Given instruction. Copy every entry word for word, but skip the pictures.
[START OF Entries supplied]
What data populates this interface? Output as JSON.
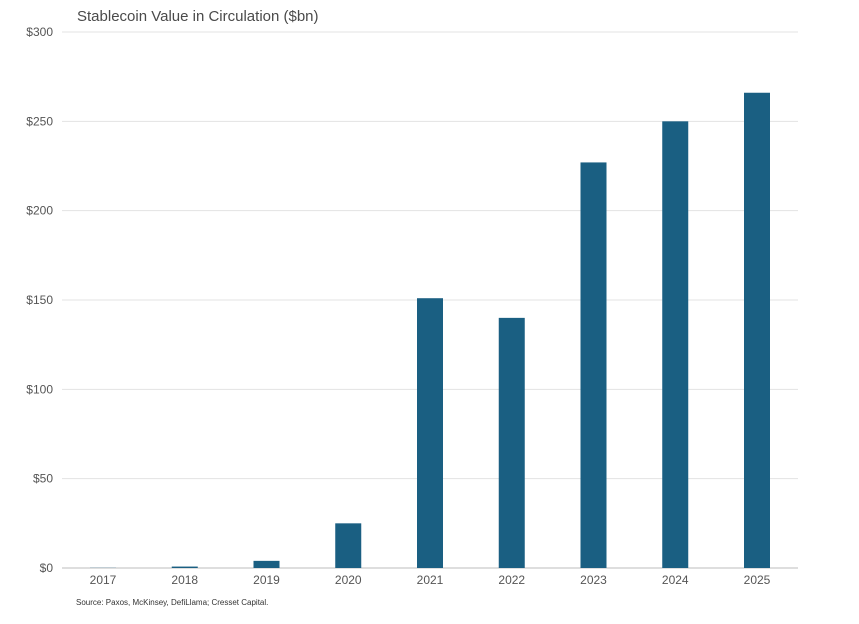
{
  "chart_data": {
    "type": "bar",
    "title": "Stablecoin Value in Circulation ($bn)",
    "categories": [
      "2017",
      "2018",
      "2019",
      "2020",
      "2021",
      "2022",
      "2023",
      "2024",
      "2025"
    ],
    "values": [
      0.1,
      0.8,
      4,
      25,
      151,
      140,
      227,
      250,
      266
    ],
    "ylim": [
      0,
      300
    ],
    "yticks": [
      0,
      50,
      100,
      150,
      200,
      250,
      300
    ],
    "ytick_labels": [
      "$0",
      "$50",
      "$100",
      "$150",
      "$200",
      "$250",
      "$300"
    ],
    "xlabel": "",
    "ylabel": "",
    "grid": true,
    "bar_color": "#1a5f82",
    "grid_color": "#e3e3e3",
    "source": "Source: Paxos, McKinsey, DefiLlama; Cresset Capital."
  }
}
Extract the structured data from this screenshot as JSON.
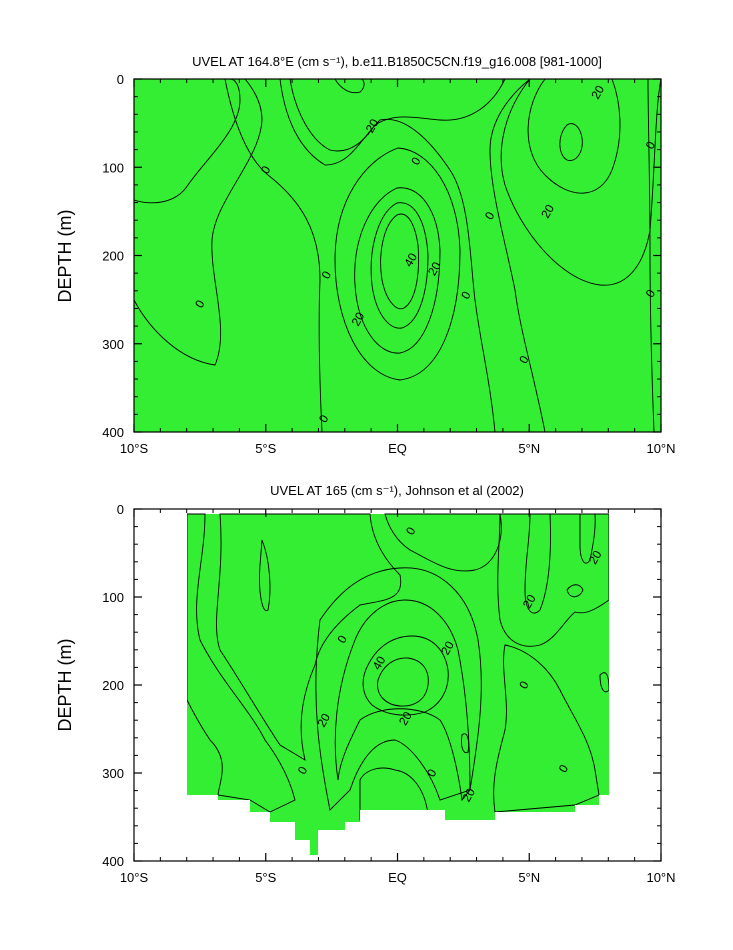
{
  "palette": {
    "neg20": "#33eeff",
    "neg": "#00ffdd",
    "zero_to_10": "#33ee33",
    "10_to_20": "#77ff00",
    "20_to_30": "#ffff00",
    "30_to_40": "#ffcc33",
    "40_to_50": "#ffaa33",
    "missing": "#ffffff"
  },
  "chart_data": [
    {
      "type": "heatmap",
      "title": "UVEL AT 164.8°E (cm s⁻¹), b.e11.B1850C5CN.f19_g16.008 [981-1000]",
      "ylabel": "DEPTH (m)",
      "xlabel": "",
      "xlim": [
        -10,
        10
      ],
      "ylim": [
        400,
        0
      ],
      "xticks": [
        -10,
        -5,
        0,
        5,
        10
      ],
      "xtick_labels": [
        "10°S",
        "5°S",
        "EQ",
        "5°N",
        "10°N"
      ],
      "yticks": [
        0,
        100,
        200,
        300,
        400
      ],
      "ytick_labels": [
        "0",
        "100",
        "200",
        "300",
        "400"
      ],
      "contour_labels": [
        {
          "text": "-20",
          "x": -1.0,
          "y": 55
        },
        {
          "text": "0",
          "x": -5.0,
          "y": 103
        },
        {
          "text": "0",
          "x": -7.5,
          "y": 255
        },
        {
          "text": "0",
          "x": -2.7,
          "y": 222
        },
        {
          "text": "0",
          "x": -2.8,
          "y": 385
        },
        {
          "text": "0",
          "x": 0.7,
          "y": 93
        },
        {
          "text": "40",
          "x": 0.5,
          "y": 205
        },
        {
          "text": "20",
          "x": 1.4,
          "y": 215
        },
        {
          "text": "20",
          "x": -1.5,
          "y": 272
        },
        {
          "text": "0",
          "x": 2.6,
          "y": 245
        },
        {
          "text": "0",
          "x": 3.5,
          "y": 155
        },
        {
          "text": "0",
          "x": 4.8,
          "y": 318
        },
        {
          "text": "20",
          "x": 7.6,
          "y": 15
        },
        {
          "text": "20",
          "x": 5.7,
          "y": 150
        },
        {
          "text": "0",
          "x": 9.6,
          "y": 75
        },
        {
          "text": "0",
          "x": 9.6,
          "y": 243
        }
      ]
    },
    {
      "type": "heatmap",
      "title": "UVEL AT 165 (cm s⁻¹), Johnson et al (2002)",
      "ylabel": "DEPTH (m)",
      "xlabel": "",
      "xlim": [
        -10,
        10
      ],
      "ylim": [
        400,
        0
      ],
      "xticks": [
        -10,
        -5,
        0,
        5,
        10
      ],
      "xtick_labels": [
        "10°S",
        "5°S",
        "EQ",
        "5°N",
        "10°N"
      ],
      "yticks": [
        0,
        100,
        200,
        300,
        400
      ],
      "ytick_labels": [
        "0",
        "100",
        "200",
        "300",
        "400"
      ],
      "data_coverage_x": [
        -8,
        8
      ],
      "contour_labels": [
        {
          "text": "0",
          "x": 0.5,
          "y": 25
        },
        {
          "text": "20",
          "x": 7.5,
          "y": 55
        },
        {
          "text": "20",
          "x": 5.0,
          "y": 105
        },
        {
          "text": "0",
          "x": -2.1,
          "y": 148
        },
        {
          "text": "20",
          "x": 1.9,
          "y": 158
        },
        {
          "text": "40",
          "x": -0.7,
          "y": 175
        },
        {
          "text": "0",
          "x": 4.8,
          "y": 200
        },
        {
          "text": "20",
          "x": -2.8,
          "y": 240
        },
        {
          "text": "20",
          "x": 0.3,
          "y": 238
        },
        {
          "text": "0",
          "x": -3.6,
          "y": 297
        },
        {
          "text": "0",
          "x": 1.3,
          "y": 300
        },
        {
          "text": "0",
          "x": 6.3,
          "y": 295
        },
        {
          "text": "20",
          "x": 2.7,
          "y": 325
        }
      ]
    }
  ]
}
[END OF Entries supplied]
Finished answer.
What data populates this interface? Output as JSON.
{
  "chart_data": {
    "type": "bar",
    "title": "Stablecoin Value in Circulation ($bn)",
    "categories": [
      "2017",
      "2018",
      "2019",
      "2020",
      "2021",
      "2022",
      "2023",
      "2024",
      "2025"
    ],
    "values": [
      0.1,
      0.8,
      4,
      25,
      151,
      140,
      227,
      250,
      266
    ],
    "ylim": [
      0,
      300
    ],
    "yticks": [
      0,
      50,
      100,
      150,
      200,
      250,
      300
    ],
    "ytick_labels": [
      "$0",
      "$50",
      "$100",
      "$150",
      "$200",
      "$250",
      "$300"
    ],
    "xlabel": "",
    "ylabel": "",
    "grid": true,
    "bar_color": "#1a5f82",
    "grid_color": "#e3e3e3",
    "source": "Source: Paxos, McKinsey, DefiLlama; Cresset Capital."
  }
}
Extract the structured data from this screenshot as JSON.
{
  "palette": {
    "neg20": "#33eeff",
    "neg": "#00ffdd",
    "zero_to_10": "#33ee33",
    "10_to_20": "#77ff00",
    "20_to_30": "#ffff00",
    "30_to_40": "#ffcc33",
    "40_to_50": "#ffaa33",
    "missing": "#ffffff"
  },
  "chart_data": [
    {
      "type": "heatmap",
      "title": "UVEL AT 164.8°E (cm s⁻¹), b.e11.B1850C5CN.f19_g16.008 [981-1000]",
      "ylabel": "DEPTH (m)",
      "xlabel": "",
      "xlim": [
        -10,
        10
      ],
      "ylim": [
        400,
        0
      ],
      "xticks": [
        -10,
        -5,
        0,
        5,
        10
      ],
      "xtick_labels": [
        "10°S",
        "5°S",
        "EQ",
        "5°N",
        "10°N"
      ],
      "yticks": [
        0,
        100,
        200,
        300,
        400
      ],
      "ytick_labels": [
        "0",
        "100",
        "200",
        "300",
        "400"
      ],
      "contour_labels": [
        {
          "text": "-20",
          "x": -1.0,
          "y": 55
        },
        {
          "text": "0",
          "x": -5.0,
          "y": 103
        },
        {
          "text": "0",
          "x": -7.5,
          "y": 255
        },
        {
          "text": "0",
          "x": -2.7,
          "y": 222
        },
        {
          "text": "0",
          "x": -2.8,
          "y": 385
        },
        {
          "text": "0",
          "x": 0.7,
          "y": 93
        },
        {
          "text": "40",
          "x": 0.5,
          "y": 205
        },
        {
          "text": "20",
          "x": 1.4,
          "y": 215
        },
        {
          "text": "20",
          "x": -1.5,
          "y": 272
        },
        {
          "text": "0",
          "x": 2.6,
          "y": 245
        },
        {
          "text": "0",
          "x": 3.5,
          "y": 155
        },
        {
          "text": "0",
          "x": 4.8,
          "y": 318
        },
        {
          "text": "20",
          "x": 7.6,
          "y": 15
        },
        {
          "text": "20",
          "x": 5.7,
          "y": 150
        },
        {
          "text": "0",
          "x": 9.6,
          "y": 75
        },
        {
          "text": "0",
          "x": 9.6,
          "y": 243
        }
      ]
    },
    {
      "type": "heatmap",
      "title": "UVEL AT 165 (cm s⁻¹), Johnson et al (2002)",
      "ylabel": "DEPTH (m)",
      "xlabel": "",
      "xlim": [
        -10,
        10
      ],
      "ylim": [
        400,
        0
      ],
      "xticks": [
        -10,
        -5,
        0,
        5,
        10
      ],
      "xtick_labels": [
        "10°S",
        "5°S",
        "EQ",
        "5°N",
        "10°N"
      ],
      "yticks": [
        0,
        100,
        200,
        300,
        400
      ],
      "ytick_labels": [
        "0",
        "100",
        "200",
        "300",
        "400"
      ],
      "data_coverage_x": [
        -8,
        8
      ],
      "contour_labels": [
        {
          "text": "0",
          "x": 0.5,
          "y": 25
        },
        {
          "text": "20",
          "x": 7.5,
          "y": 55
        },
        {
          "text": "20",
          "x": 5.0,
          "y": 105
        },
        {
          "text": "0",
          "x": -2.1,
          "y": 148
        },
        {
          "text": "20",
          "x": 1.9,
          "y": 158
        },
        {
          "text": "40",
          "x": -0.7,
          "y": 175
        },
        {
          "text": "0",
          "x": 4.8,
          "y": 200
        },
        {
          "text": "20",
          "x": -2.8,
          "y": 240
        },
        {
          "text": "20",
          "x": 0.3,
          "y": 238
        },
        {
          "text": "0",
          "x": -3.6,
          "y": 297
        },
        {
          "text": "0",
          "x": 1.3,
          "y": 300
        },
        {
          "text": "0",
          "x": 6.3,
          "y": 295
        },
        {
          "text": "20",
          "x": 2.7,
          "y": 325
        }
      ]
    }
  ]
}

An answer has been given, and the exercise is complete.